* [Data for the task]
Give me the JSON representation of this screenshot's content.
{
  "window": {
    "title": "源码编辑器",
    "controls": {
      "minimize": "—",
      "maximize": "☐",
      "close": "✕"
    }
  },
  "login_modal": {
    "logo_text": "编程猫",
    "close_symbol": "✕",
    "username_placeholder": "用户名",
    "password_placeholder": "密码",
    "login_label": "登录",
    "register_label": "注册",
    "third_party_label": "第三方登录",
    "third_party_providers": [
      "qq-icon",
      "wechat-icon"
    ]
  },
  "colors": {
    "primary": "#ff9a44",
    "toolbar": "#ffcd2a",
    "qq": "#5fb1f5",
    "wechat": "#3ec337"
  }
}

* [Description of the task]
Restate the data above word for word.

* [Full response]
Give me the JSON representation of this screenshot's content.
{
  "window": {
    "title": "源码编辑器",
    "controls": {
      "minimize": "—",
      "maximize": "☐",
      "close": "✕"
    }
  },
  "login_modal": {
    "logo_text": "编程猫",
    "close_symbol": "✕",
    "username_placeholder": "用户名",
    "password_placeholder": "密码",
    "login_label": "登录",
    "register_label": "注册",
    "third_party_label": "第三方登录",
    "third_party_providers": [
      "qq-icon",
      "wechat-icon"
    ]
  },
  "colors": {
    "primary": "#ff9a44",
    "toolbar": "#ffcd2a",
    "qq": "#5fb1f5",
    "wechat": "#3ec337"
  }
}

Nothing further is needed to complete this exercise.